→ **PROBLEM DESCRIPTION**
Scan the data. Collect each line that contains the word "NEWSAT".

→ **RECORDS TO PROCESS**

== == ==

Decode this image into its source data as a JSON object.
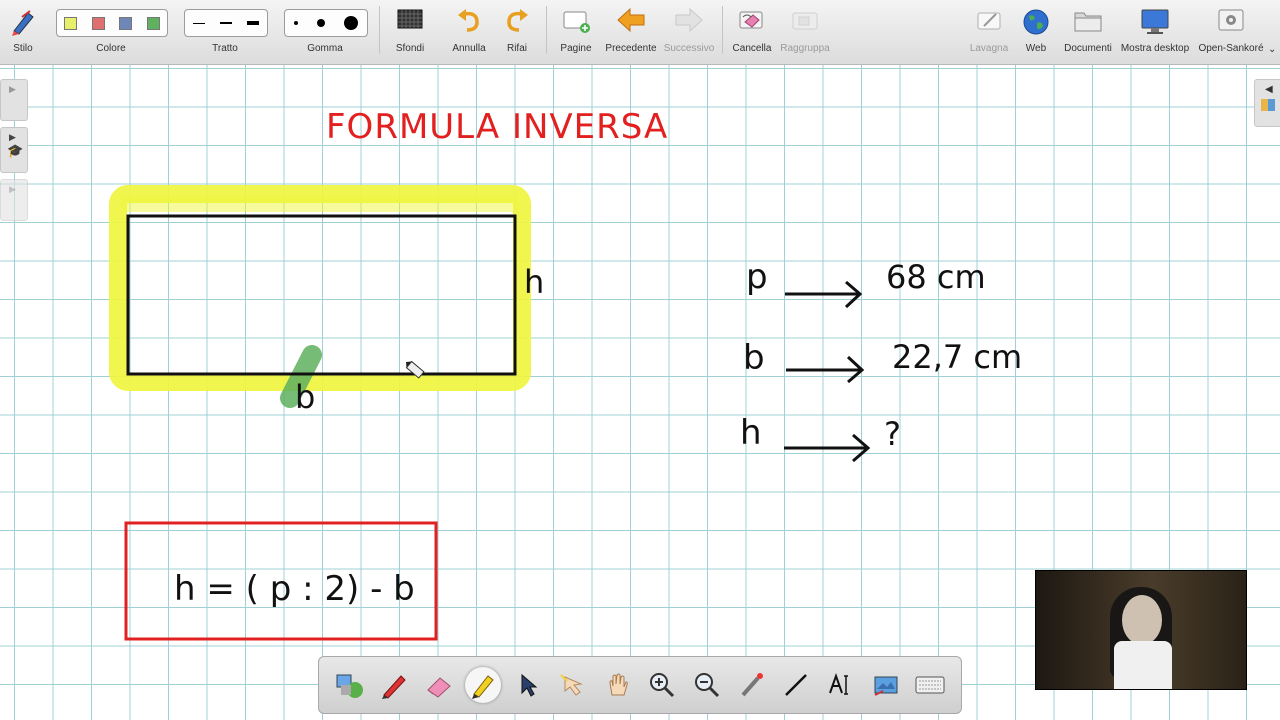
{
  "toolbar": {
    "stilo": "Stilo",
    "colore": "Colore",
    "tratto": "Tratto",
    "gomma": "Gomma",
    "sfondi": "Sfondi",
    "annulla": "Annulla",
    "rifai": "Rifai",
    "pagine": "Pagine",
    "precedente": "Precedente",
    "successivo": "Successivo",
    "cancella": "Cancella",
    "raggruppa": "Raggruppa",
    "lavagna": "Lavagna",
    "web": "Web",
    "documenti": "Documenti",
    "mostra_desktop": "Mostra desktop",
    "open_sankore": "Open-Sankoré",
    "colors": [
      "#e6f06a",
      "#e07070",
      "#6e86b8",
      "#5fb05f"
    ]
  },
  "board": {
    "title": "FORMULA INVERSA",
    "label_h": "h",
    "label_b": "b",
    "rows": [
      {
        "var": "p",
        "value": "68 cm"
      },
      {
        "var": "b",
        "value": "22,7 cm"
      },
      {
        "var": "h",
        "value": "?"
      }
    ],
    "formula": "h = ( p : 2) - b",
    "highlight_color": "#f0f53c",
    "title_color": "#e32020",
    "formula_border_color": "#e32020"
  },
  "bottom_toolbar": {
    "icons": [
      "interactive-tool-icon",
      "pen-icon",
      "eraser-icon",
      "highlighter-icon",
      "selector-icon",
      "play-icon",
      "hand-icon",
      "zoom-in-icon",
      "zoom-out-icon",
      "laser-pointer-icon",
      "line-icon",
      "text-icon",
      "capture-icon",
      "keyboard-icon"
    ]
  }
}
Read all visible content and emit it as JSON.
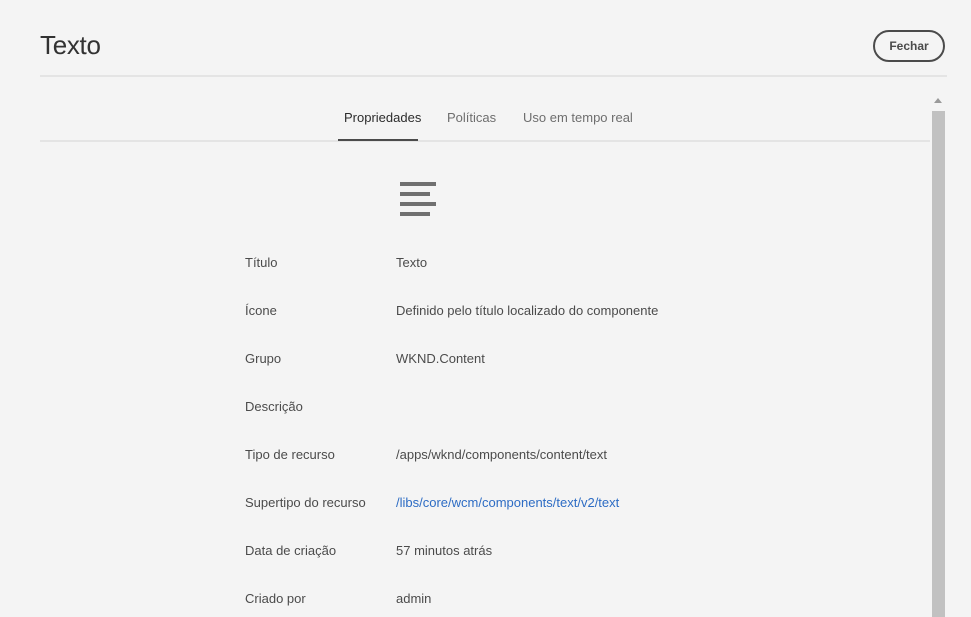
{
  "header": {
    "title": "Texto",
    "close_label": "Fechar"
  },
  "tabs": [
    {
      "label": "Propriedades",
      "active": true
    },
    {
      "label": "Políticas",
      "active": false
    },
    {
      "label": "Uso em tempo real",
      "active": false
    }
  ],
  "component_icon": "text-align-left-icon",
  "properties": [
    {
      "label": "Título",
      "value": "Texto"
    },
    {
      "label": "Ícone",
      "value": "Definido pelo título localizado do componente"
    },
    {
      "label": "Grupo",
      "value": "WKND.Content"
    },
    {
      "label": "Descrição",
      "value": ""
    },
    {
      "label": "Tipo de recurso",
      "value": "/apps/wknd/components/content/text"
    },
    {
      "label": "Supertipo do recurso",
      "value": "/libs/core/wcm/components/text/v2/text",
      "is_link": true
    },
    {
      "label": "Data de criação",
      "value": "57 minutos atrás"
    },
    {
      "label": "Criado por",
      "value": "admin"
    }
  ],
  "colors": {
    "background": "#f4f4f4",
    "text": "#4b4b4b",
    "link": "#2d6cc4",
    "divider": "#e4e4e4"
  }
}
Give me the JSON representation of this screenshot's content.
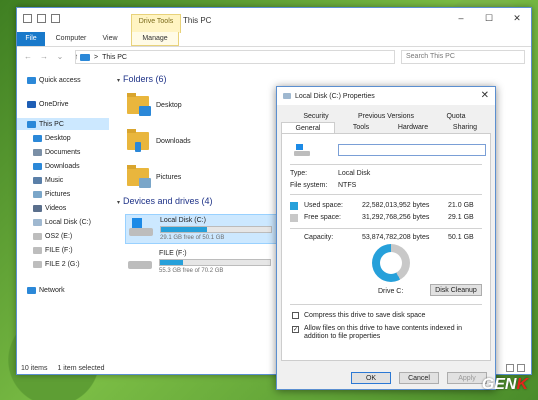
{
  "explorer": {
    "title": "This PC",
    "contextual_tab": "Drive Tools",
    "ribbon_tabs": [
      "File",
      "Computer",
      "View",
      "Manage"
    ],
    "window_controls": [
      "–",
      "☐",
      "✕"
    ],
    "path": "This PC",
    "path_sep": ">",
    "search_placeholder": "Search This PC",
    "nav": [
      "←",
      "→",
      "⌄",
      "↑"
    ]
  },
  "sidebar": {
    "items": [
      {
        "label": "Quick access",
        "icon": "star-icon",
        "color": "#2b88d8"
      },
      {
        "label": "OneDrive",
        "icon": "cloud-icon",
        "color": "#1e5eb5"
      },
      {
        "label": "This PC",
        "icon": "computer-icon",
        "color": "#2b88d8"
      },
      {
        "label": "Desktop",
        "icon": "desktop-icon",
        "color": "#2b88d8"
      },
      {
        "label": "Documents",
        "icon": "documents-icon",
        "color": "#7a8fa6"
      },
      {
        "label": "Downloads",
        "icon": "downloads-icon",
        "color": "#2b88d8"
      },
      {
        "label": "Music",
        "icon": "music-icon",
        "color": "#5a7fa8"
      },
      {
        "label": "Pictures",
        "icon": "pictures-icon",
        "color": "#7aa6c9"
      },
      {
        "label": "Videos",
        "icon": "videos-icon",
        "color": "#5a6f8c"
      },
      {
        "label": "Local Disk (C:)",
        "icon": "drive-icon",
        "color": "#9fb8d0"
      },
      {
        "label": "OS2 (E:)",
        "icon": "drive-icon",
        "color": "#bdbdbd"
      },
      {
        "label": "FILE (F:)",
        "icon": "drive-icon",
        "color": "#bdbdbd"
      },
      {
        "label": "FILE 2 (G:)",
        "icon": "drive-icon",
        "color": "#bdbdbd"
      },
      {
        "label": "Network",
        "icon": "network-icon",
        "color": "#2b88d8"
      }
    ]
  },
  "main": {
    "folders_header": "Folders (6)",
    "folders": [
      {
        "label": "Desktop",
        "overlay": "#2b88d8"
      },
      {
        "label": "Downloads",
        "overlay": "#2b88d8"
      },
      {
        "label": "Pictures",
        "overlay": "#7aa6c9"
      }
    ],
    "drives_header": "Devices and drives (4)",
    "drives": [
      {
        "label": "Local Disk (C:)",
        "free": "29.1 GB free of 50.1 GB",
        "used_fraction": 0.42
      },
      {
        "label": "FILE (F:)",
        "free": "55.3 GB free of 70.2 GB",
        "used_fraction": 0.21
      }
    ]
  },
  "status": {
    "items": "10 items",
    "selected": "1 item selected"
  },
  "dialog": {
    "title": "Local Disk (C:) Properties",
    "close": "✕",
    "tabs_top": [
      "Security",
      "Previous Versions",
      "Quota"
    ],
    "tabs_bottom": [
      "General",
      "Tools",
      "Hardware",
      "Sharing"
    ],
    "active_tab": "General",
    "name_value": "",
    "type_label": "Type:",
    "type_value": "Local Disk",
    "fs_label": "File system:",
    "fs_value": "NTFS",
    "used_label": "Used space:",
    "used_bytes": "22,582,013,952 bytes",
    "used_gb": "21.0 GB",
    "used_color": "#26a0da",
    "free_label": "Free space:",
    "free_bytes": "31,292,768,256 bytes",
    "free_gb": "29.1 GB",
    "free_color": "#c8c8c8",
    "capacity_label": "Capacity:",
    "capacity_bytes": "53,874,782,208 bytes",
    "capacity_gb": "50.1 GB",
    "drive_label": "Drive C:",
    "cleanup": "Disk Cleanup",
    "compress": "Compress this drive to save disk space",
    "index": "Allow files on this drive to have contents indexed in addition to file properties",
    "compress_checked": false,
    "index_checked": true,
    "ok": "OK",
    "cancel": "Cancel",
    "apply": "Apply"
  },
  "watermark": {
    "prefix": "GEN",
    "suffix": "K"
  }
}
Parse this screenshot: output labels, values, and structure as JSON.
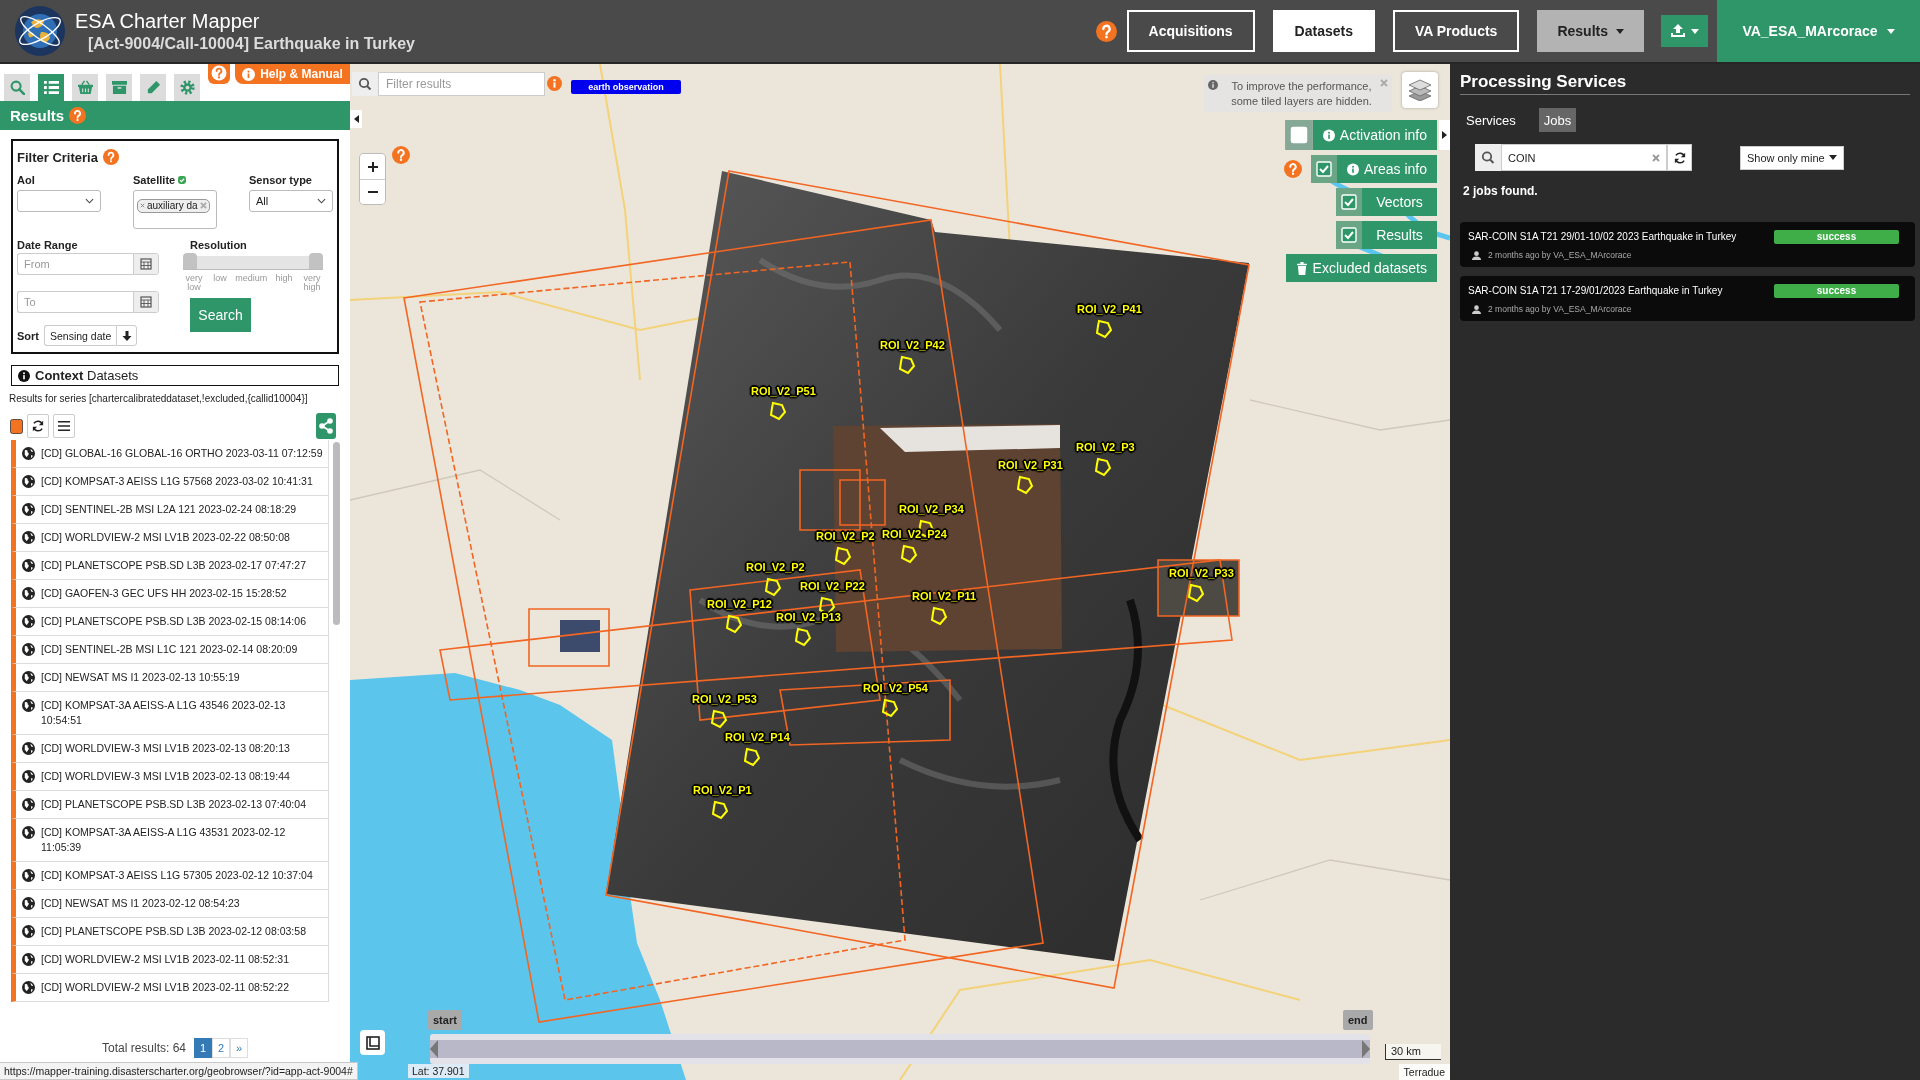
{
  "header": {
    "app_title": "ESA Charter Mapper",
    "subtitle": "[Act-9004/Call-10004] Earthquake in Turkey",
    "nav": [
      {
        "label": "Acquisitions",
        "selected": false
      },
      {
        "label": "Datasets",
        "selected": true
      },
      {
        "label": "VA Products",
        "selected": false
      }
    ],
    "results_menu": "Results",
    "user_menu": "VA_ESA_MArcorace"
  },
  "left_panel": {
    "tools": [
      {
        "kind": "search",
        "selected": false
      },
      {
        "kind": "list",
        "selected": true
      },
      {
        "kind": "basket",
        "selected": false
      },
      {
        "kind": "archive",
        "selected": false
      },
      {
        "kind": "edit",
        "selected": false
      },
      {
        "kind": "settings",
        "selected": false
      }
    ],
    "help_link": "Help & Manual",
    "section_title": "Results",
    "filter": {
      "title": "Filter Criteria",
      "aoi": {
        "label": "AoI"
      },
      "satellite": {
        "label": "Satellite",
        "tags": [
          "auxiliary da"
        ]
      },
      "sensor_type": {
        "label": "Sensor type",
        "value": "All"
      },
      "date_range": {
        "label": "Date Range",
        "from": {
          "placeholder": "From"
        },
        "to": {
          "placeholder": "To"
        }
      },
      "resolution": {
        "label": "Resolution",
        "level": 1,
        "ticks": [
          "very low",
          "low",
          "medium",
          "high",
          "very high"
        ]
      },
      "search_button": "Search",
      "sort": {
        "label": "Sort",
        "value": "Sensing date"
      }
    },
    "context_title": "**Context** Datasets",
    "series_note": "Results for series [chartercalibrateddataset,!excluded,{callid10004}]",
    "datasets": [
      "[CD] GLOBAL-16 GLOBAL-16 ORTHO 2023-03-11 07:12:59",
      "[CD] KOMPSAT-3 AEISS L1G 57568 2023-03-02 10:41:31",
      "[CD] SENTINEL-2B MSI L2A 121 2023-02-24 08:18:29",
      "[CD] WORLDVIEW-2 MSI LV1B 2023-02-22 08:50:08",
      "[CD] PLANETSCOPE PSB.SD L3B 2023-02-17 07:47:27",
      "[CD] GAOFEN-3 GEC UFS HH 2023-02-15 15:28:52",
      "[CD] PLANETSCOPE PSB.SD L3B 2023-02-15 08:14:06",
      "[CD] SENTINEL-2B MSI L1C 121 2023-02-14 08:20:09",
      "[CD] NEWSAT MS I1 2023-02-13 10:55:19",
      "[CD] KOMPSAT-3A AEISS-A L1G 43546 2023-02-13 10:54:51",
      "[CD] WORLDVIEW-3 MSI LV1B 2023-02-13 08:20:13",
      "[CD] WORLDVIEW-3 MSI LV1B 2023-02-13 08:19:44",
      "[CD] PLANETSCOPE PSB.SD L3B 2023-02-13 07:40:04",
      "[CD] KOMPSAT-3A AEISS-A L1G 43531 2023-02-12 11:05:39",
      "[CD] KOMPSAT-3 AEISS L1G 57305 2023-02-12 10:37:04",
      "[CD] NEWSAT MS I1 2023-02-12 08:54:23",
      "[CD] PLANETSCOPE PSB.SD L3B 2023-02-12 08:03:58",
      "[CD] WORLDVIEW-2 MSI LV1B 2023-02-11 08:52:31",
      "[CD] WORLDVIEW-2 MSI LV1B 2023-02-11 08:52:22"
    ],
    "total": "Total results: 64",
    "pages": [
      {
        "label": "1",
        "selected": true
      },
      {
        "label": "2",
        "selected": false
      }
    ],
    "next": "»"
  },
  "map": {
    "filter": {
      "placeholder": "Filter results"
    },
    "tag": "earth observation",
    "notice": "To improve the performance, some tiled layers are hidden.",
    "layers": [
      {
        "label": "Activation info",
        "kind": "info",
        "checked": false
      },
      {
        "label": "Areas info",
        "kind": "info",
        "checked": true
      },
      {
        "label": "Vectors",
        "kind": "plain",
        "checked": true
      },
      {
        "label": "Results",
        "kind": "plain",
        "checked": true
      }
    ],
    "excluded_button": "Excluded datasets",
    "area_labels": [
      "ROI_V2_P41",
      "ROI_V2_P42",
      "ROI_V2_P51",
      "ROI_V2_P3",
      "ROI_V2_P31",
      "ROI_V2_P34",
      "ROI_V2_P2",
      "ROI_V2_P24",
      "ROI_V2_P2",
      "ROI_V2_P22",
      "ROI_V2_P12",
      "ROI_V2_P13",
      "ROI_V2_P11",
      "ROI_V2_P33",
      "ROI_V2_P53",
      "ROI_V2_P54",
      "ROI_V2_P14",
      "ROI_V2_P1"
    ],
    "timeline": {
      "start": "start",
      "end": "end",
      "level": 1
    },
    "scale": "30 km",
    "attribution": "Terradue",
    "latitude": "Lat: 37.901"
  },
  "processing": {
    "title": "Processing Services",
    "tabs": [
      {
        "label": "Services",
        "selected": false
      },
      {
        "label": "Jobs",
        "selected": true
      }
    ],
    "search": {
      "value": "COIN"
    },
    "owner_filter": "Show only mine",
    "count": "2 jobs found.",
    "jobs": [
      {
        "title": "SAR-COIN S1A T21 29/01-10/02 2023 Earthquake in Turkey",
        "meta": "2 months ago by VA_ESA_MArcorace",
        "status": "success"
      },
      {
        "title": "SAR-COIN S1A T21 17-29/01/2023 Earthquake in Turkey",
        "meta": "2 months ago by VA_ESA_MArcorace",
        "status": "success"
      }
    ]
  },
  "status_bar": {
    "url": "https://mapper-training.disasterscharter.org/geobrowser/?id=app-act-9004#"
  }
}
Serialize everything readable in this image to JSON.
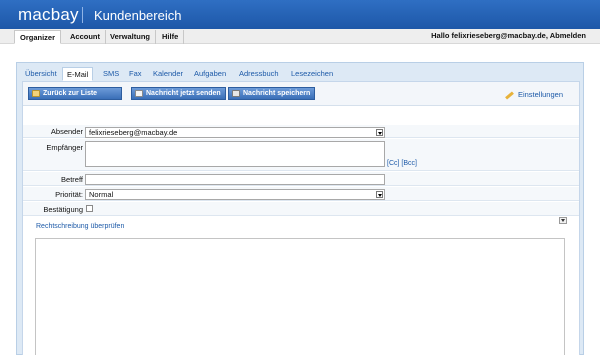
{
  "header": {
    "logo": "macbay",
    "title": "Kundenbereich"
  },
  "topnav": {
    "tabs": [
      {
        "label": "Organizer"
      },
      {
        "label": "Account"
      },
      {
        "label": "Verwaltung"
      },
      {
        "label": "Hilfe"
      }
    ],
    "greeting": "Hallo felixrieseberg@macbay.de, Abmelden"
  },
  "subtabs": [
    {
      "label": "Übersicht"
    },
    {
      "label": "E-Mail"
    },
    {
      "label": "SMS"
    },
    {
      "label": "Fax"
    },
    {
      "label": "Kalender"
    },
    {
      "label": "Aufgaben"
    },
    {
      "label": "Adressbuch"
    },
    {
      "label": "Lesezeichen"
    }
  ],
  "toolbar": {
    "back_label": "Zurück zur Liste",
    "send_label": "Nachricht jetzt senden",
    "save_label": "Nachricht speichern",
    "settings_label": "Einstellungen"
  },
  "form": {
    "sender_label": "Absender",
    "sender_value": "felixrieseberg@macbay.de",
    "recipient_label": "Empfänger",
    "recipient_value": "",
    "cc_bcc": "[Cc] [Bcc]",
    "subject_label": "Betreff",
    "subject_value": "",
    "priority_label": "Priorität:",
    "priority_value": "Normal",
    "confirmation_label": "Bestätigung",
    "confirmation_checked": false
  },
  "spellcheck_label": "Rechtschreibung überprüfen",
  "editor": {
    "body": ""
  }
}
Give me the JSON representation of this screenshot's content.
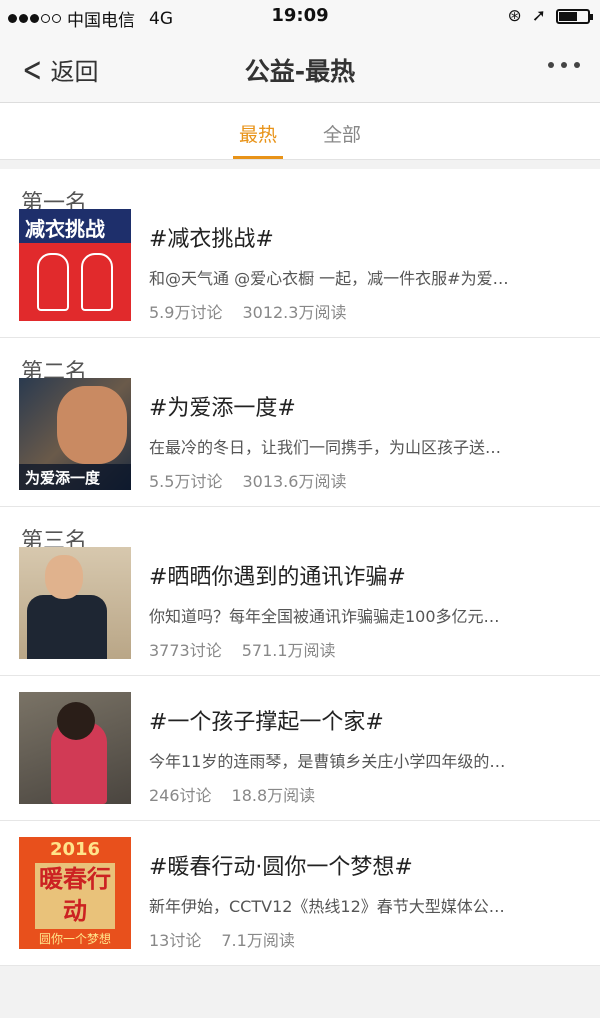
{
  "status_bar": {
    "carrier": "中国电信",
    "network": "4G",
    "time": "19:09"
  },
  "nav": {
    "back_label": "返回",
    "title": "公益-最热"
  },
  "tabs": [
    {
      "label": "最热",
      "active": true
    },
    {
      "label": "全部",
      "active": false
    }
  ],
  "accent_color": "#e89318",
  "items": [
    {
      "rank": "第一名",
      "title": "#减衣挑战#",
      "desc": "和@天气通 @爱心衣橱 一起，减一件衣服#为爱…",
      "discussions": "5.9万讨论",
      "reads": "3012.3万阅读",
      "thumb_text": "减衣挑战"
    },
    {
      "rank": "第二名",
      "title": "#为爱添一度#",
      "desc": "在最冷的冬日，让我们一同携手，为山区孩子送…",
      "discussions": "5.5万讨论",
      "reads": "3013.6万阅读",
      "thumb_text": "为爱添一度"
    },
    {
      "rank": "第三名",
      "title": "#晒晒你遇到的通讯诈骗#",
      "desc": "你知道吗？每年全国被通讯诈骗骗走100多亿元…",
      "discussions": "3773讨论",
      "reads": "571.1万阅读"
    },
    {
      "rank": "",
      "title": "#一个孩子撑起一个家#",
      "desc": "今年11岁的连雨琴，是曹镇乡关庄小学四年级的…",
      "discussions": "246讨论",
      "reads": "18.8万阅读"
    },
    {
      "rank": "",
      "title": "#暖春行动·圆你一个梦想#",
      "desc": "新年伊始，CCTV12《热线12》春节大型媒体公…",
      "discussions": "13讨论",
      "reads": "7.1万阅读",
      "thumb_year": "2016",
      "thumb_text": "暖春行动",
      "thumb_sub": "圆你一个梦想"
    }
  ]
}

== == ==

→ **TASK RESPONSE**
      "[CD] NEWSAT MS I1 2023-02-13 10:55:19",
      "[CD] NEWSAT MS I1 2023-02-12 08:54:23",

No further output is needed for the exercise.